▶ Input material:
* BEGIN *
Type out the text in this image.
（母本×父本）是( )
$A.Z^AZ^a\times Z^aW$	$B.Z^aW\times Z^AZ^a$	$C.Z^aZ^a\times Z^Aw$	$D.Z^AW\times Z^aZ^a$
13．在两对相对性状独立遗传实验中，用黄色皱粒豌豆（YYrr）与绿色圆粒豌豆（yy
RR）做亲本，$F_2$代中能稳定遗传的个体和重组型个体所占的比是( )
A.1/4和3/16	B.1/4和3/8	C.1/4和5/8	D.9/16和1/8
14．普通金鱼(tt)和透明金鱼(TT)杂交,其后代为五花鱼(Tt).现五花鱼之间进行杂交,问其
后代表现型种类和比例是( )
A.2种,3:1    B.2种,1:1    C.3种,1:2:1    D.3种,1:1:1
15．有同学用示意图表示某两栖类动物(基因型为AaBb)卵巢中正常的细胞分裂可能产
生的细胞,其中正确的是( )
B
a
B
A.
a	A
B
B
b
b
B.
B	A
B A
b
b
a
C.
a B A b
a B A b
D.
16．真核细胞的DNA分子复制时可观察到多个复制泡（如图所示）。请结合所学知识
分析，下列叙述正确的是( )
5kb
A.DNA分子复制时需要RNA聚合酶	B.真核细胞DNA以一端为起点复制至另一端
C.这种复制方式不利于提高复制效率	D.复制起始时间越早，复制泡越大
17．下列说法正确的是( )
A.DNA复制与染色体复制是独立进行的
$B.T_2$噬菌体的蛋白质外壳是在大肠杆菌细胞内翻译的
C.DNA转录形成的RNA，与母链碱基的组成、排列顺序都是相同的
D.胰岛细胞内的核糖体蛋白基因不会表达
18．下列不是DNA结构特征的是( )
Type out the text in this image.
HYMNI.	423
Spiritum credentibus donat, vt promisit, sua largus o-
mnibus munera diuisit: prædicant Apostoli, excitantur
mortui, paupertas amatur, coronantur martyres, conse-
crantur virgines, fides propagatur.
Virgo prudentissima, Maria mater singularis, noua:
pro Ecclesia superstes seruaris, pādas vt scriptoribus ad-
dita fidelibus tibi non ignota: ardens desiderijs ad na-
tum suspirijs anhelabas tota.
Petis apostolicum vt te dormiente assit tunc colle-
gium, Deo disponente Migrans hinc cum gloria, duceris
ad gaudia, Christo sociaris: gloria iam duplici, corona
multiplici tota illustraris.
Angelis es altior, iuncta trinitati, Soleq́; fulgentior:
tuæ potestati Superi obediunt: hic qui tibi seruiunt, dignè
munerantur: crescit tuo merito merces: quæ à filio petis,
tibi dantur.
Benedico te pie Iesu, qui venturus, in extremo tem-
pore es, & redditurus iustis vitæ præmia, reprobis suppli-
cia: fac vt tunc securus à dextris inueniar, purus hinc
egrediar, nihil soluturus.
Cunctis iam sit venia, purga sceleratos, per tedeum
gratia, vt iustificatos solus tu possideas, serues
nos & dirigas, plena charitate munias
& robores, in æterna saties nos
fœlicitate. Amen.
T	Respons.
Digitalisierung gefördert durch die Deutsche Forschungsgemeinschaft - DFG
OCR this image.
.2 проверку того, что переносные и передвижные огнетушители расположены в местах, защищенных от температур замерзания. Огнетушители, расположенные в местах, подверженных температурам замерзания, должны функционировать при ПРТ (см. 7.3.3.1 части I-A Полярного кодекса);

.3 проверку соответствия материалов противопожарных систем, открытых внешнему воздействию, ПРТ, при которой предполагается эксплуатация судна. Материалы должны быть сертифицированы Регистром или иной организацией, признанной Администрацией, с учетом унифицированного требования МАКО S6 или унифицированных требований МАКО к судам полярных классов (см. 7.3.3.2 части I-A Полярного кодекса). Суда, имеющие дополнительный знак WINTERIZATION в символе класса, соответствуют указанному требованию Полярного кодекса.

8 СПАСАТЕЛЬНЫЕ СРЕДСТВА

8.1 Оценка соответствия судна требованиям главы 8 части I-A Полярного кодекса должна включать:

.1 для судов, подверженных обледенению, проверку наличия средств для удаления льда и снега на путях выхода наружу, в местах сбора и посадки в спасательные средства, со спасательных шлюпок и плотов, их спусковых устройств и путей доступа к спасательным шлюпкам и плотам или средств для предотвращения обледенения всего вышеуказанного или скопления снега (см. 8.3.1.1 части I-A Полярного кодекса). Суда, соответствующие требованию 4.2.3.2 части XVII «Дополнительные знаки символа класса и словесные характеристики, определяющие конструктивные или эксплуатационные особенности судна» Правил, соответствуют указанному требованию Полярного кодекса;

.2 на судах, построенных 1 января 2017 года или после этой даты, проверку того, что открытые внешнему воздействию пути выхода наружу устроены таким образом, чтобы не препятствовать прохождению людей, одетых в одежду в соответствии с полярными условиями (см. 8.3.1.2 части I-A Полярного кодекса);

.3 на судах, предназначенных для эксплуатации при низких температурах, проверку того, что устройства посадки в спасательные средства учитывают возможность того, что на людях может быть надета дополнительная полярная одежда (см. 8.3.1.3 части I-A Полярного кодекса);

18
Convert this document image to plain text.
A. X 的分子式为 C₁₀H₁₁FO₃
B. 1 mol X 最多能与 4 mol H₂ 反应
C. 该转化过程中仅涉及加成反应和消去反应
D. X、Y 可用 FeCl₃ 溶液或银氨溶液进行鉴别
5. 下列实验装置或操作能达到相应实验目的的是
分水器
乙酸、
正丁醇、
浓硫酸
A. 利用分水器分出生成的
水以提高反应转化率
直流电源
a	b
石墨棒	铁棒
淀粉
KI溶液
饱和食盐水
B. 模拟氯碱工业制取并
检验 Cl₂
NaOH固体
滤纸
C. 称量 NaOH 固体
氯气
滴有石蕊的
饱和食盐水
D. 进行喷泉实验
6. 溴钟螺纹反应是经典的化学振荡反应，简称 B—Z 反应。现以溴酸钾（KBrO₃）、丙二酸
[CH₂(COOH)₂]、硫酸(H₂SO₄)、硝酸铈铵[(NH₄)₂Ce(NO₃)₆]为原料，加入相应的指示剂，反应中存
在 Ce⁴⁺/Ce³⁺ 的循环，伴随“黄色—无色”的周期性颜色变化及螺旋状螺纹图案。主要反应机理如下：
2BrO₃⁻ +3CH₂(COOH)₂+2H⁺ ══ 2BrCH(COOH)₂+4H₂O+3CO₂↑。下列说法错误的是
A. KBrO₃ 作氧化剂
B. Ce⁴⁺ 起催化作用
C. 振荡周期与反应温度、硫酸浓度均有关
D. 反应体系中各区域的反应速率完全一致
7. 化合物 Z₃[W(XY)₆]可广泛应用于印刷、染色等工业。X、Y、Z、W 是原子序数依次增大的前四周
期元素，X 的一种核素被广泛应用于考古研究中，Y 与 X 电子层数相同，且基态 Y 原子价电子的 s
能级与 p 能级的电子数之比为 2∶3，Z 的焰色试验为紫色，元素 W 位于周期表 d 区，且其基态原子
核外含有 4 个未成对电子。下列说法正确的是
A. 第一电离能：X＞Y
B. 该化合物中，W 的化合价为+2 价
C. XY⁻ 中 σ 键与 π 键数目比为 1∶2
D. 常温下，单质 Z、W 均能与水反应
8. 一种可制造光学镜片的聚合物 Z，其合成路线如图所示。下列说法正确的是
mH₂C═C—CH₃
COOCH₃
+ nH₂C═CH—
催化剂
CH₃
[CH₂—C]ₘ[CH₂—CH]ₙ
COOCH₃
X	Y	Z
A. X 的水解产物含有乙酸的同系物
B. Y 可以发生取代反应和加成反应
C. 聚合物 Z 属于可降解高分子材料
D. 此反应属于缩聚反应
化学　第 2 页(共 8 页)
* END *
Copy all of the material word for word.

Type out the text in this image.
（母本×父本）是( )
$A.Z^AZ^a\times Z^aW$	$B.Z^aW\times Z^AZ^a$	$C.Z^aZ^a\times Z^Aw$	$D.Z^AW\times Z^aZ^a$
13．在两对相对性状独立遗传实验中，用黄色皱粒豌豆（YYrr）与绿色圆粒豌豆（yy
RR）做亲本，$F_2$代中能稳定遗传的个体和重组型个体所占的比是( )
A.1/4和3/16	B.1/4和3/8	C.1/4和5/8	D.9/16和1/8
14．普通金鱼(tt)和透明金鱼(TT)杂交,其后代为五花鱼(Tt).现五花鱼之间进行杂交,问其
后代表现型种类和比例是( )
A.2种,3:1    B.2种,1:1    C.3种,1:2:1    D.3种,1:1:1
15．有同学用示意图表示某两栖类动物(基因型为AaBb)卵巢中正常的细胞分裂可能产
生的细胞,其中正确的是( )
B
a
B
A.
a	A
B
B
b
b
B.
B	A
B A
b
b
a
C.
a B A b
a B A b
D.
16．真核细胞的DNA分子复制时可观察到多个复制泡（如图所示）。请结合所学知识
分析，下列叙述正确的是( )
5kb
A.DNA分子复制时需要RNA聚合酶	B.真核细胞DNA以一端为起点复制至另一端
C.这种复制方式不利于提高复制效率	D.复制起始时间越早，复制泡越大
17．下列说法正确的是( )
A.DNA复制与染色体复制是独立进行的
$B.T_2$噬菌体的蛋白质外壳是在大肠杆菌细胞内翻译的
C.DNA转录形成的RNA，与母链碱基的组成、排列顺序都是相同的
D.胰岛细胞内的核糖体蛋白基因不会表达
18．下列不是DNA结构特征的是( )
Type out the text in this image.
HYMNI.	423
Spiritum credentibus donat, vt promisit, sua largus o-
mnibus munera diuisit: prædicant Apostoli, excitantur
mortui, paupertas amatur, coronantur martyres, conse-
crantur virgines, fides propagatur.
Virgo prudentissima, Maria mater singularis, noua:
pro Ecclesia superstes seruaris, pādas vt scriptoribus ad-
dita fidelibus tibi non ignota: ardens desiderijs ad na-
tum suspirijs anhelabas tota.
Petis apostolicum vt te dormiente assit tunc colle-
gium, Deo disponente Migrans hinc cum gloria, duceris
ad gaudia, Christo sociaris: gloria iam duplici, corona
multiplici tota illustraris.
Angelis es altior, iuncta trinitati, Soleq́; fulgentior:
tuæ potestati Superi obediunt: hic qui tibi seruiunt, dignè
munerantur: crescit tuo merito merces: quæ à filio petis,
tibi dantur.
Benedico te pie Iesu, qui venturus, in extremo tem-
pore es, & redditurus iustis vitæ præmia, reprobis suppli-
cia: fac vt tunc securus à dextris inueniar, purus hinc
egrediar, nihil soluturus.
Cunctis iam sit venia, purga sceleratos, per tedeum
gratia, vt iustificatos solus tu possideas, serues
nos & dirigas, plena charitate munias
& robores, in æterna saties nos
fœlicitate. Amen.
T	Respons.
Digitalisierung gefördert durch die Deutsche Forschungsgemeinschaft - DFG
OCR this image.
.2 проверку того, что переносные и передвижные огнетушители расположены в местах, защищенных от температур замерзания. Огнетушители, расположенные в местах, подверженных температурам замерзания, должны функционировать при ПРТ (см. 7.3.3.1 части I-A Полярного кодекса);

.3 проверку соответствия материалов противопожарных систем, открытых внешнему воздействию, ПРТ, при которой предполагается эксплуатация судна. Материалы должны быть сертифицированы Регистром или иной организацией, признанной Администрацией, с учетом унифицированного требования МАКО S6 или унифицированных требований МАКО к судам полярных классов (см. 7.3.3.2 части I-A Полярного кодекса). Суда, имеющие дополнительный знак WINTERIZATION в символе класса, соответствуют указанному требованию Полярного кодекса.

8 СПАСАТЕЛЬНЫЕ СРЕДСТВА

8.1 Оценка соответствия судна требованиям главы 8 части I-A Полярного кодекса должна включать:

.1 для судов, подверженных обледенению, проверку наличия средств для удаления льда и снега на путях выхода наружу, в местах сбора и посадки в спасательные средства, со спасательных шлюпок и плотов, их спусковых устройств и путей доступа к спасательным шлюпкам и плотам или средств для предотвращения обледенения всего вышеуказанного или скопления снега (см. 8.3.1.1 части I-A Полярного кодекса). Суда, соответствующие требованию 4.2.3.2 части XVII «Дополнительные знаки символа класса и словесные характеристики, определяющие конструктивные или эксплуатационные особенности судна» Правил, соответствуют указанному требованию Полярного кодекса;

.2 на судах, построенных 1 января 2017 года или после этой даты, проверку того, что открытые внешнему воздействию пути выхода наружу устроены таким образом, чтобы не препятствовать прохождению людей, одетых в одежду в соответствии с полярными условиями (см. 8.3.1.2 части I-A Полярного кодекса);

.3 на судах, предназначенных для эксплуатации при низких температурах, проверку того, что устройства посадки в спасательные средства учитывают возможность того, что на людях может быть надета дополнительная полярная одежда (см. 8.3.1.3 части I-A Полярного кодекса);

18
Convert this document image to plain text.
A. X 的分子式为 C₁₀H₁₁FO₃
B. 1 mol X 最多能与 4 mol H₂ 反应
C. 该转化过程中仅涉及加成反应和消去反应
D. X、Y 可用 FeCl₃ 溶液或银氨溶液进行鉴别
5. 下列实验装置或操作能达到相应实验目的的是
分水器
乙酸、
正丁醇、
浓硫酸
A. 利用分水器分出生成的
水以提高反应转化率
直流电源
a	b
石墨棒	铁棒
淀粉
KI溶液
饱和食盐水
B. 模拟氯碱工业制取并
检验 Cl₂
NaOH固体
滤纸
C. 称量 NaOH 固体
氯气
滴有石蕊的
饱和食盐水
D. 进行喷泉实验
6. 溴钟螺纹反应是经典的化学振荡反应，简称 B—Z 反应。现以溴酸钾（KBrO₃）、丙二酸
[CH₂(COOH)₂]、硫酸(H₂SO₄)、硝酸铈铵[(NH₄)₂Ce(NO₃)₆]为原料，加入相应的指示剂，反应中存
在 Ce⁴⁺/Ce³⁺ 的循环，伴随“黄色—无色”的周期性颜色变化及螺旋状螺纹图案。主要反应机理如下：
2BrO₃⁻ +3CH₂(COOH)₂+2H⁺ ══ 2BrCH(COOH)₂+4H₂O+3CO₂↑。下列说法错误的是
A. KBrO₃ 作氧化剂
B. Ce⁴⁺ 起催化作用
C. 振荡周期与反应温度、硫酸浓度均有关
D. 反应体系中各区域的反应速率完全一致
7. 化合物 Z₃[W(XY)₆]可广泛应用于印刷、染色等工业。X、Y、Z、W 是原子序数依次增大的前四周
期元素，X 的一种核素被广泛应用于考古研究中，Y 与 X 电子层数相同，且基态 Y 原子价电子的 s
能级与 p 能级的电子数之比为 2∶3，Z 的焰色试验为紫色，元素 W 位于周期表 d 区，且其基态原子
核外含有 4 个未成对电子。下列说法正确的是
A. 第一电离能：X＞Y
B. 该化合物中，W 的化合价为+2 价
C. XY⁻ 中 σ 键与 π 键数目比为 1∶2
D. 常温下，单质 Z、W 均能与水反应
8. 一种可制造光学镜片的聚合物 Z，其合成路线如图所示。下列说法正确的是
mH₂C═C—CH₃
COOCH₃
+ nH₂C═CH—
催化剂
CH₃
[CH₂—C]ₘ[CH₂—CH]ₙ
COOCH₃
X	Y	Z
A. X 的水解产物含有乙酸的同系物
B. Y 可以发生取代反应和加成反应
C. 聚合物 Z 属于可降解高分子材料
D. 此反应属于缩聚反应
化学　第 2 页(共 8 页)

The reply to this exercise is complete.